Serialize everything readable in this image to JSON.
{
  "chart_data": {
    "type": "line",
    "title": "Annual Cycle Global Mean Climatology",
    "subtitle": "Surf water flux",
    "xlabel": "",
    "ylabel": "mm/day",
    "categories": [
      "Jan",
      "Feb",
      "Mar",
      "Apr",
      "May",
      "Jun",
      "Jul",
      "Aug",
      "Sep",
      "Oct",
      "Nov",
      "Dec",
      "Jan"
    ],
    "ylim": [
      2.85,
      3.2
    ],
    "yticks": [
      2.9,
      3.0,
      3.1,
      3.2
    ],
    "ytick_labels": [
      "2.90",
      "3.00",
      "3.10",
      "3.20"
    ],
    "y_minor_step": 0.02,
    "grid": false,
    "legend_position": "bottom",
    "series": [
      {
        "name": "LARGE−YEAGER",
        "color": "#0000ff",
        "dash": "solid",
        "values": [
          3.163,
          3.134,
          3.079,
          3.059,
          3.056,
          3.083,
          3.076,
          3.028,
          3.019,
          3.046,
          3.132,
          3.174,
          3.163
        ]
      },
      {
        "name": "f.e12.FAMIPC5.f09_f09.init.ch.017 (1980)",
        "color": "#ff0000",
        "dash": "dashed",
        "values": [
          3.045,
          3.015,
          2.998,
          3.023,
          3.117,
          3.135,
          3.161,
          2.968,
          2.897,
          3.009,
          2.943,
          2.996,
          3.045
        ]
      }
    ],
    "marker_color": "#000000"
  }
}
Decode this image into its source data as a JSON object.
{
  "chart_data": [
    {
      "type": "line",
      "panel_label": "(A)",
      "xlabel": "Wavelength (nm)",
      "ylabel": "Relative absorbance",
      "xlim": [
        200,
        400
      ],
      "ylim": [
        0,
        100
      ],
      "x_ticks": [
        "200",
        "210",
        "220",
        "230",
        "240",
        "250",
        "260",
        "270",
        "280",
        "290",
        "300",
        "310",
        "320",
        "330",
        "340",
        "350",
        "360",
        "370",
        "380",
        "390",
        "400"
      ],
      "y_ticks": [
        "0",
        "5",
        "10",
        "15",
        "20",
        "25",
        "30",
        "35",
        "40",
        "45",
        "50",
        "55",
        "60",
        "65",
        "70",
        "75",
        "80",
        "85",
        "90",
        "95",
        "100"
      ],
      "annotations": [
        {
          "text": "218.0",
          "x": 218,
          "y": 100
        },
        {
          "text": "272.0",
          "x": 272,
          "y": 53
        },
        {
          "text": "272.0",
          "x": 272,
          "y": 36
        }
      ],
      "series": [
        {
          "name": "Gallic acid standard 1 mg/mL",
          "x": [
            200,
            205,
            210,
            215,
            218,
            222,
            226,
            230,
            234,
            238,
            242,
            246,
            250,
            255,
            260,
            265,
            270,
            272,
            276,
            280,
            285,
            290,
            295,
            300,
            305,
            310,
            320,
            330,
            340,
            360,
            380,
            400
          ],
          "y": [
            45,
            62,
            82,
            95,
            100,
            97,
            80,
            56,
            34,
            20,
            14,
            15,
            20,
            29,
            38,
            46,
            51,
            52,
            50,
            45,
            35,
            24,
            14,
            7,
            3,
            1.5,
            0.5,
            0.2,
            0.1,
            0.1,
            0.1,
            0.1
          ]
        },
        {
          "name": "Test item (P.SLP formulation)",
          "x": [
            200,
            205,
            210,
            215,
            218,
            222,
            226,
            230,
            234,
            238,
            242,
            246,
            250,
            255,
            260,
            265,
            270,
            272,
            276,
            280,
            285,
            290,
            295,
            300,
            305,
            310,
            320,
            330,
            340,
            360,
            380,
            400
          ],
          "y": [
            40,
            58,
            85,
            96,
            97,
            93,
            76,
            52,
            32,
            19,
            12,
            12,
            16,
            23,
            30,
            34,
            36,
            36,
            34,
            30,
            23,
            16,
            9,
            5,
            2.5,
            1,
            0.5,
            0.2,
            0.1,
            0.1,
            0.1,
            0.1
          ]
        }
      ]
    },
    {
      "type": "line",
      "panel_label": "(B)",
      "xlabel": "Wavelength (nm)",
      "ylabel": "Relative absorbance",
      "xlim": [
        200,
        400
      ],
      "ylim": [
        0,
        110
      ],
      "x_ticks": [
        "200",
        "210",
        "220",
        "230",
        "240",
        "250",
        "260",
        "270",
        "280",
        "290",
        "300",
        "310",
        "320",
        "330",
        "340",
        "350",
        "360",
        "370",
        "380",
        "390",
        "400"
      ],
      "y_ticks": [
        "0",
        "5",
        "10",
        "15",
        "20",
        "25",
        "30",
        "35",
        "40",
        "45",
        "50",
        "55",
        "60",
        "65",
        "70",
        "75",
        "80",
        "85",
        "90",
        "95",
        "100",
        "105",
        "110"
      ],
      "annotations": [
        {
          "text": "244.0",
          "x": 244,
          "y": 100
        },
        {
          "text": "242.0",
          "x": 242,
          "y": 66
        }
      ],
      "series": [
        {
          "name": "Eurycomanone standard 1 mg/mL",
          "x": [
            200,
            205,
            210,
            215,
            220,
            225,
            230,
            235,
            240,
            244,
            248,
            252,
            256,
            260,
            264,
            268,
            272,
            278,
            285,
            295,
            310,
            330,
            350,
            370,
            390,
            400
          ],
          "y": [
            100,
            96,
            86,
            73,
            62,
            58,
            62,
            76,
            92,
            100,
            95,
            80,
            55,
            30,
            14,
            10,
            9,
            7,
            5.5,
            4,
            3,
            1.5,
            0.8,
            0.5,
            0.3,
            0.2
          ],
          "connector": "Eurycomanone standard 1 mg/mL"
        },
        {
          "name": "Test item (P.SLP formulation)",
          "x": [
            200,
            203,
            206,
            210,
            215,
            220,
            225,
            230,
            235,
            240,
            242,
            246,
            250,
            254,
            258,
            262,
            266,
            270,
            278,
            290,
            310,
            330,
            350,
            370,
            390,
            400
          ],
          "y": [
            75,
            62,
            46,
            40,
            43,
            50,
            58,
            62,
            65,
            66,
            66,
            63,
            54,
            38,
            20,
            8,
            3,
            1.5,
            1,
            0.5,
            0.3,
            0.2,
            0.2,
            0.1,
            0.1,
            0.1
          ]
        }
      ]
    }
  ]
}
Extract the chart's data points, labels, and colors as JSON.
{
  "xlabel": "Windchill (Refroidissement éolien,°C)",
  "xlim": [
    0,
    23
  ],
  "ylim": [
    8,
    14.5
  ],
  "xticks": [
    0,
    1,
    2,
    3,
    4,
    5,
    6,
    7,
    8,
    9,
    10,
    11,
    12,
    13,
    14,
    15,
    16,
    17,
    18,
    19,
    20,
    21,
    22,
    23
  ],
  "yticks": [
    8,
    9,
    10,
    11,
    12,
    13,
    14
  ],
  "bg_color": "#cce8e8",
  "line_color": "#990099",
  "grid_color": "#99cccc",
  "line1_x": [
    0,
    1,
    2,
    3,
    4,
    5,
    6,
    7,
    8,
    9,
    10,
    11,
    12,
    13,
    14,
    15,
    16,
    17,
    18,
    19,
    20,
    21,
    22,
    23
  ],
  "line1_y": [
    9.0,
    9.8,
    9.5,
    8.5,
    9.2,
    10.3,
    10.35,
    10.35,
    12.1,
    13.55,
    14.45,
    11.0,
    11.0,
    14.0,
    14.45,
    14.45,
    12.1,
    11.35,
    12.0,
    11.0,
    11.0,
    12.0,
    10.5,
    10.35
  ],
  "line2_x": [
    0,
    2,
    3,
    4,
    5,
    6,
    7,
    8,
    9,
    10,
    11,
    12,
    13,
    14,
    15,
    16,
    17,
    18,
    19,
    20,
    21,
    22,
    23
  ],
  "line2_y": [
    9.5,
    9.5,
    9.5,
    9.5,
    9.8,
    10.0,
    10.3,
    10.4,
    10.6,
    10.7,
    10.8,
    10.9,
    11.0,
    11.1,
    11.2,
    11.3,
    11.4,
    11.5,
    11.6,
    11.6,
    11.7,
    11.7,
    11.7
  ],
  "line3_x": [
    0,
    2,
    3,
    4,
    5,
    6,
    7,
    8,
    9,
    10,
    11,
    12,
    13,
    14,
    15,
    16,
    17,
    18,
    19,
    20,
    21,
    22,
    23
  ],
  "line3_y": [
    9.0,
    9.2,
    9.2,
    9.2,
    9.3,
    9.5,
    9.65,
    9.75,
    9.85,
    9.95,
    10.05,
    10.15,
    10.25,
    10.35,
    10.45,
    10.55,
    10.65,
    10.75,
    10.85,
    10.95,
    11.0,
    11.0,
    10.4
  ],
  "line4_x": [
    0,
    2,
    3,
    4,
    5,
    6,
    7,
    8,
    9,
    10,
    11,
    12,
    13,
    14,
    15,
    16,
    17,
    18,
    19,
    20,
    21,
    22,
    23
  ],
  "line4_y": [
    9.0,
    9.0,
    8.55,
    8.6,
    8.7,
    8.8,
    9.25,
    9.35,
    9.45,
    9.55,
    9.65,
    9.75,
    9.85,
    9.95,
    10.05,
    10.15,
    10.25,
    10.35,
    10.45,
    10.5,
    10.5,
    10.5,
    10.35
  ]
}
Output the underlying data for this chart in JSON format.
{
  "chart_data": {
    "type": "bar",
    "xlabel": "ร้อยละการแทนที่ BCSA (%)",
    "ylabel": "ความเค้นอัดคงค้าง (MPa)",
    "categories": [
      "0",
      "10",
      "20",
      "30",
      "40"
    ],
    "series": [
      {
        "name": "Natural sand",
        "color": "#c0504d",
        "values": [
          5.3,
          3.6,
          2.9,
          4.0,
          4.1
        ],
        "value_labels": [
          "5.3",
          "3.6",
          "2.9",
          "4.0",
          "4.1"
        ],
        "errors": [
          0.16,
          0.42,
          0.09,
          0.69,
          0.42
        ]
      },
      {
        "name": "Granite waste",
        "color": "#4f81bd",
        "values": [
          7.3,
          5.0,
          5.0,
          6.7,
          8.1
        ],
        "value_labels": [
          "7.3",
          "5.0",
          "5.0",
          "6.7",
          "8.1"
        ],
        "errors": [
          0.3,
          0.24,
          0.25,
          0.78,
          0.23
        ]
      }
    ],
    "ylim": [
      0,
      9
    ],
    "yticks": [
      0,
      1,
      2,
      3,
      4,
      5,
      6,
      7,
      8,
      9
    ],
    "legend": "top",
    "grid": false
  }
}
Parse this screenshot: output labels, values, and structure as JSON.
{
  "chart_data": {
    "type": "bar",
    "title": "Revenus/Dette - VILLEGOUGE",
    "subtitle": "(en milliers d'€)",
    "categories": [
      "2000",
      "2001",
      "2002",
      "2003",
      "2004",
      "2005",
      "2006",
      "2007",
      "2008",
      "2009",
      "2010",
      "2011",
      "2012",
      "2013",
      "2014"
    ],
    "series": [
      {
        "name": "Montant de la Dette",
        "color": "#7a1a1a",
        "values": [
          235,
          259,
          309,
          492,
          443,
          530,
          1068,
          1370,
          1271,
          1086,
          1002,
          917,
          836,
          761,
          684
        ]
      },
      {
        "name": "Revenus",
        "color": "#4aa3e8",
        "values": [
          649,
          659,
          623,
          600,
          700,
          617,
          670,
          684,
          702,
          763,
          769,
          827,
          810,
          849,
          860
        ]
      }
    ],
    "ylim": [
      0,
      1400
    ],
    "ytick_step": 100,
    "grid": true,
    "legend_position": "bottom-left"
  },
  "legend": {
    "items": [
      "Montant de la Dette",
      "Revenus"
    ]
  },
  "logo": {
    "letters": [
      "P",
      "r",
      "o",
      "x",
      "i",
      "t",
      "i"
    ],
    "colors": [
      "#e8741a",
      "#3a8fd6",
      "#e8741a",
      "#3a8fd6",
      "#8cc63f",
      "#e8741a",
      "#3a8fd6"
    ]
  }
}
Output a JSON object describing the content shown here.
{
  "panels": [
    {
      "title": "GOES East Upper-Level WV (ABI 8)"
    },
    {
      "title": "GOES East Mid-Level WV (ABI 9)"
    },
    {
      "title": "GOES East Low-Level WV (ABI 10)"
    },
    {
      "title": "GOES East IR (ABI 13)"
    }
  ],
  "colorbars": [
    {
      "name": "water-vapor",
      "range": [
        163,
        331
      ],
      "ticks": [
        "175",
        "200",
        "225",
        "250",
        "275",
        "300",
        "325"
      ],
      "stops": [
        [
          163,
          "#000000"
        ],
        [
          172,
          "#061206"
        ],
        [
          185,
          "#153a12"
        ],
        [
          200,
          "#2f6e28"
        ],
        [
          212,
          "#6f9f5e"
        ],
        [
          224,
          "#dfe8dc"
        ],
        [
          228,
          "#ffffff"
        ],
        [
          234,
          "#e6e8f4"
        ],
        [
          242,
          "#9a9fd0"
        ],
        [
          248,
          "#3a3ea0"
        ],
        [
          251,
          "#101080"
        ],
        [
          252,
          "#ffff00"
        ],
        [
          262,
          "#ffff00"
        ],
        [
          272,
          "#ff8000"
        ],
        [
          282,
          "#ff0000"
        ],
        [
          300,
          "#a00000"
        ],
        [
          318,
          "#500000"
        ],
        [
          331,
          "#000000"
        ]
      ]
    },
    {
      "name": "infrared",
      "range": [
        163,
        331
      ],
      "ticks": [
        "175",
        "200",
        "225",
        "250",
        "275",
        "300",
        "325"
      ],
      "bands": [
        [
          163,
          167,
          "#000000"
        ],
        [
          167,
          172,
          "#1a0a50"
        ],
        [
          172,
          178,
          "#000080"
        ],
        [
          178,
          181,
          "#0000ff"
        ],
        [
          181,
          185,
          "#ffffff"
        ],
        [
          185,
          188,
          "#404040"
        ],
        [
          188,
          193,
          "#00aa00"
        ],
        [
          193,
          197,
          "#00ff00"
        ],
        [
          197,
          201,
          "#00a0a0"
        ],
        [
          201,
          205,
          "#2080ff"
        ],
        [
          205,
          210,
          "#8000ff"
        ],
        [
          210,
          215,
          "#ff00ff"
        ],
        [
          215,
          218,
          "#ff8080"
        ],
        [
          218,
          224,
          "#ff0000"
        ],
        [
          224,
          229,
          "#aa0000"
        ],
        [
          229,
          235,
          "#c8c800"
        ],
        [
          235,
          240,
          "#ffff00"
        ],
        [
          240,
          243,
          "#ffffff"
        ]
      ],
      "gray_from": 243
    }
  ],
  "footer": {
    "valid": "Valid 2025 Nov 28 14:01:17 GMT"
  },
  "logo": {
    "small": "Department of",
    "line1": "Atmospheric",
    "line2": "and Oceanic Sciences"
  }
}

========================================

Copy down every line of the material above that includes the string "Level".

      "title": "GOES East Upper-Level WV (ABI 8)"
      "title": "GOES East Mid-Level WV (ABI 9)"
      "title": "GOES East Low-Level WV (ABI 10)"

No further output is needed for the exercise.